◆ **WHAT TO PRODUCE**: Count the lines that hold the string "Read". Reply with the number alone.

☆ ☆ ☆

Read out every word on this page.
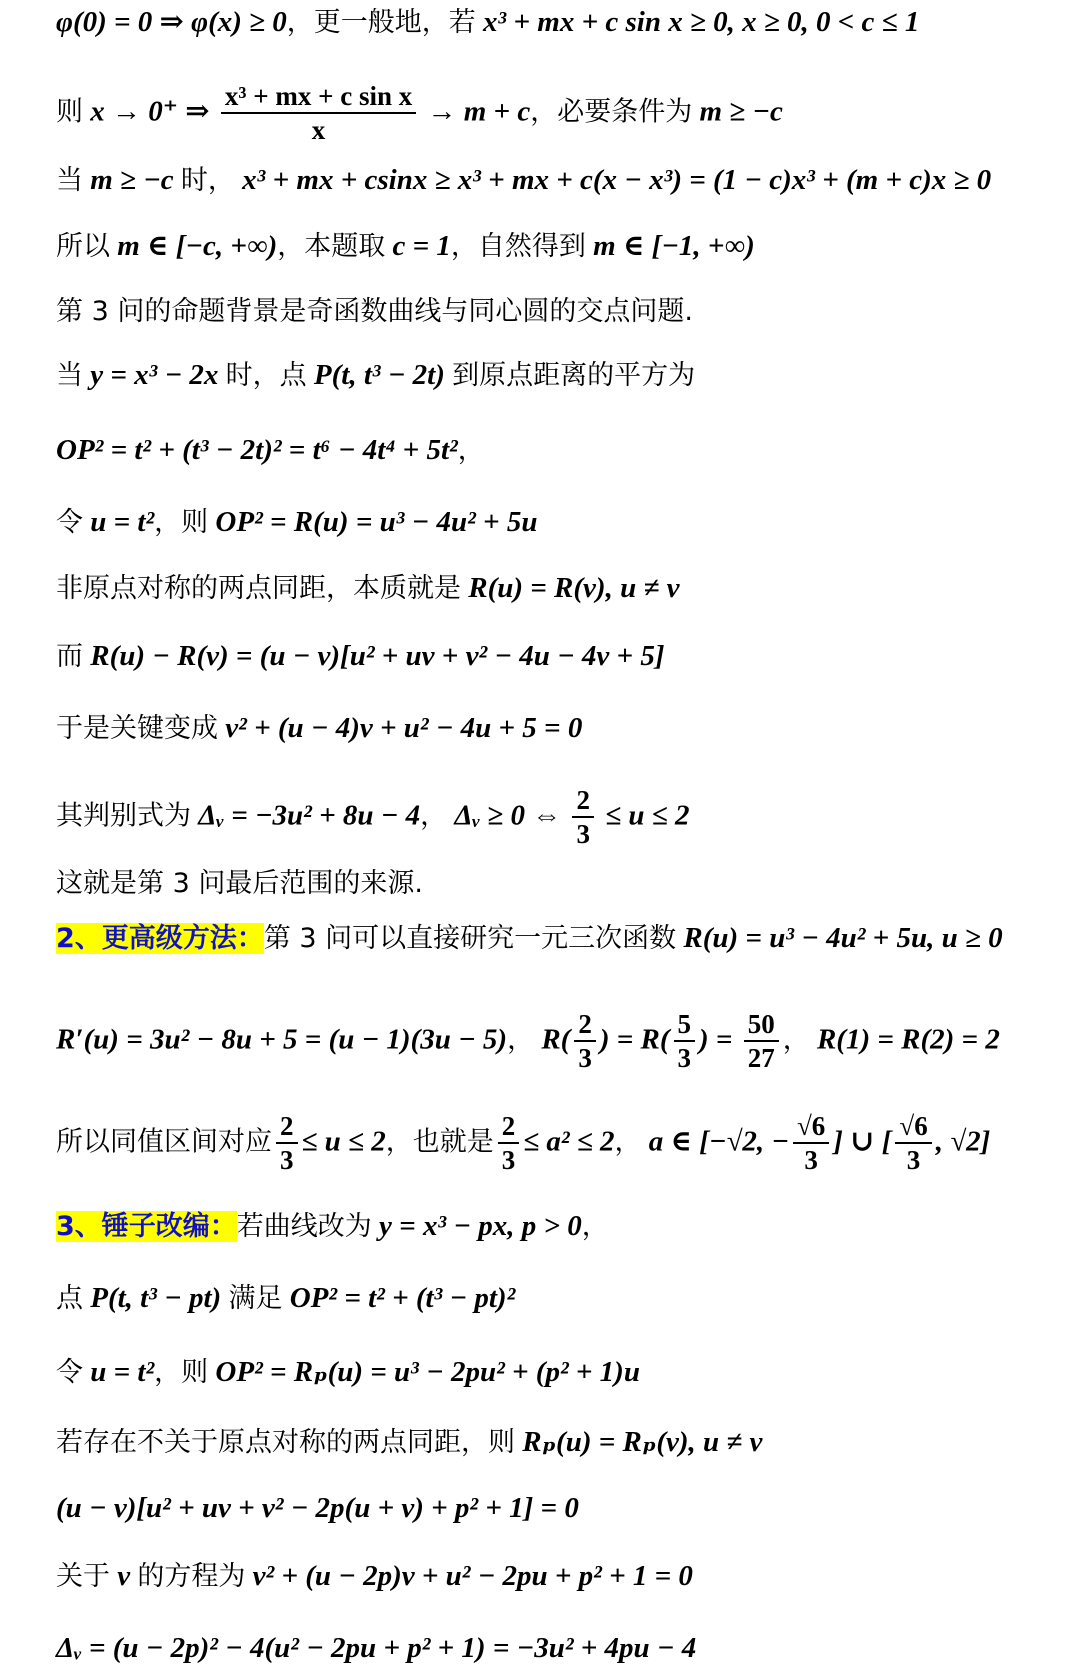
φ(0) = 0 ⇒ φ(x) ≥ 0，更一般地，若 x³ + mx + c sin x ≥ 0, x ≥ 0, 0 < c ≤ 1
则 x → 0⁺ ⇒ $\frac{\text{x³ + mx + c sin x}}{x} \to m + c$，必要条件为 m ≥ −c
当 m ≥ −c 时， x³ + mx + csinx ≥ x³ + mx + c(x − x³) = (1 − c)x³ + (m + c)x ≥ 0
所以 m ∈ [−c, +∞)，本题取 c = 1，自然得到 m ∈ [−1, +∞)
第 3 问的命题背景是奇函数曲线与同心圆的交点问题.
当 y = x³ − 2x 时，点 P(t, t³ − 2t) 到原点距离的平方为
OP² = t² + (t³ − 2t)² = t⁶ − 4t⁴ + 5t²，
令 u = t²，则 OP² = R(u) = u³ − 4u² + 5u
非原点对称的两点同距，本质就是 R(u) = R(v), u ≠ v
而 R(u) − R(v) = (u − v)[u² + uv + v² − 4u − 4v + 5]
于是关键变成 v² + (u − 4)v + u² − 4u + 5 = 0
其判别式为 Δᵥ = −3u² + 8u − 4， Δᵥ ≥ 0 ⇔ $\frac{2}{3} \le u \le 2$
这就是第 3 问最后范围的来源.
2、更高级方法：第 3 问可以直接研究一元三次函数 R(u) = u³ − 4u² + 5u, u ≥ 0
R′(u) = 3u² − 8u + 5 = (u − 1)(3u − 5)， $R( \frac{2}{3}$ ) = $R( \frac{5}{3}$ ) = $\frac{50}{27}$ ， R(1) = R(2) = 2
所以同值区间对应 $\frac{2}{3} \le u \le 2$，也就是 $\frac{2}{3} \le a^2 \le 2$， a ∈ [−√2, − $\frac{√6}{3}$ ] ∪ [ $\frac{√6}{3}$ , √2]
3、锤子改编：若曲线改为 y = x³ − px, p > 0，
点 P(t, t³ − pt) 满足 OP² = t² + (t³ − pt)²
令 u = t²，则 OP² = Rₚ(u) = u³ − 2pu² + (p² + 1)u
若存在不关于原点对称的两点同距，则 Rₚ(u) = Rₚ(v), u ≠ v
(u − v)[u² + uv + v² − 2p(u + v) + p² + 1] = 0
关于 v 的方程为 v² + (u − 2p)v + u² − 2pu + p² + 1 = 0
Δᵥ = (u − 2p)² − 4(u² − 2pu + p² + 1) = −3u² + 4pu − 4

☆ ☆ ☆

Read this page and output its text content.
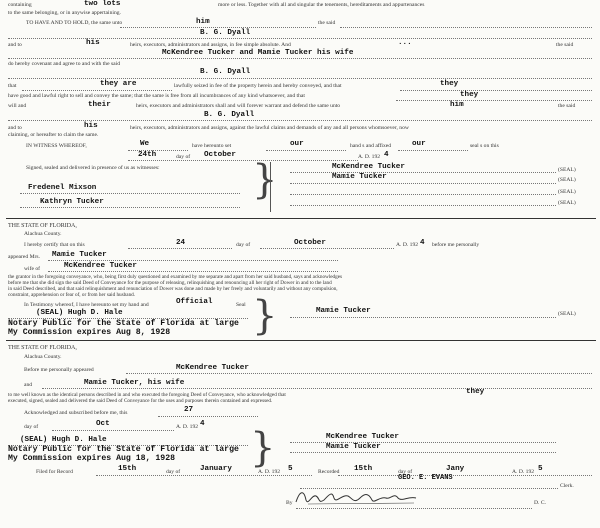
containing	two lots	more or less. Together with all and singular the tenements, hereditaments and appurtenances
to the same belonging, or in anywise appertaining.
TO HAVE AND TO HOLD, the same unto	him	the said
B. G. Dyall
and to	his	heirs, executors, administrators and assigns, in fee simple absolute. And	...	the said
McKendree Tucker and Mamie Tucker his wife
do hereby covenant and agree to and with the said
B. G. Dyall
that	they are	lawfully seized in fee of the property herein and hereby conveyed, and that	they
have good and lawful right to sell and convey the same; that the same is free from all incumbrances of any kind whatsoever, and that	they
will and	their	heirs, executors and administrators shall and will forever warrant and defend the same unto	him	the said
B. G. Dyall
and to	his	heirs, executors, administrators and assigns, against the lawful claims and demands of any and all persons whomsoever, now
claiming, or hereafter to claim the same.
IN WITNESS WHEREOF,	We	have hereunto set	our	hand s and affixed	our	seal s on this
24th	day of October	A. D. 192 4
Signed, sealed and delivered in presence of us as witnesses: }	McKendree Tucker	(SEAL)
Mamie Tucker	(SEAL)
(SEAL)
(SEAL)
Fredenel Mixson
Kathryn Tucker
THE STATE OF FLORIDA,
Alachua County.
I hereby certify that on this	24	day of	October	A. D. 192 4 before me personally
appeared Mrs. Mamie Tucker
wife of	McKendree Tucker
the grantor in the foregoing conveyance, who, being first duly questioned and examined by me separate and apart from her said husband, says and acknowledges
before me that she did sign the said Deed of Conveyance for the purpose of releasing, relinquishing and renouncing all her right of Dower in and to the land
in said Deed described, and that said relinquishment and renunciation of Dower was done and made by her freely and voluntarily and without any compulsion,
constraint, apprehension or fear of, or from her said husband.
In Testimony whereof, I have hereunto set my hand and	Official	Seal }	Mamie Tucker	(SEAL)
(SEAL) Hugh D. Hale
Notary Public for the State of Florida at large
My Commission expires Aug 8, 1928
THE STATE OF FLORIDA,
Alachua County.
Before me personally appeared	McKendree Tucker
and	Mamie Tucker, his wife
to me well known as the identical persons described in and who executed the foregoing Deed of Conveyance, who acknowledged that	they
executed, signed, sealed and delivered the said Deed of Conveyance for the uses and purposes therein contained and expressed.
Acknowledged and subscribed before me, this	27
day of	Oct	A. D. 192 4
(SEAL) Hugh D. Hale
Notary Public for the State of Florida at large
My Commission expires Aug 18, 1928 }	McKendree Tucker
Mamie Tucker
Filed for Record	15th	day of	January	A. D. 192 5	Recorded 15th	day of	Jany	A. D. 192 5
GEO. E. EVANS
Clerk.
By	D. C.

☆ ☆ ☆

◆ **SOLVED EXERCISE**: 2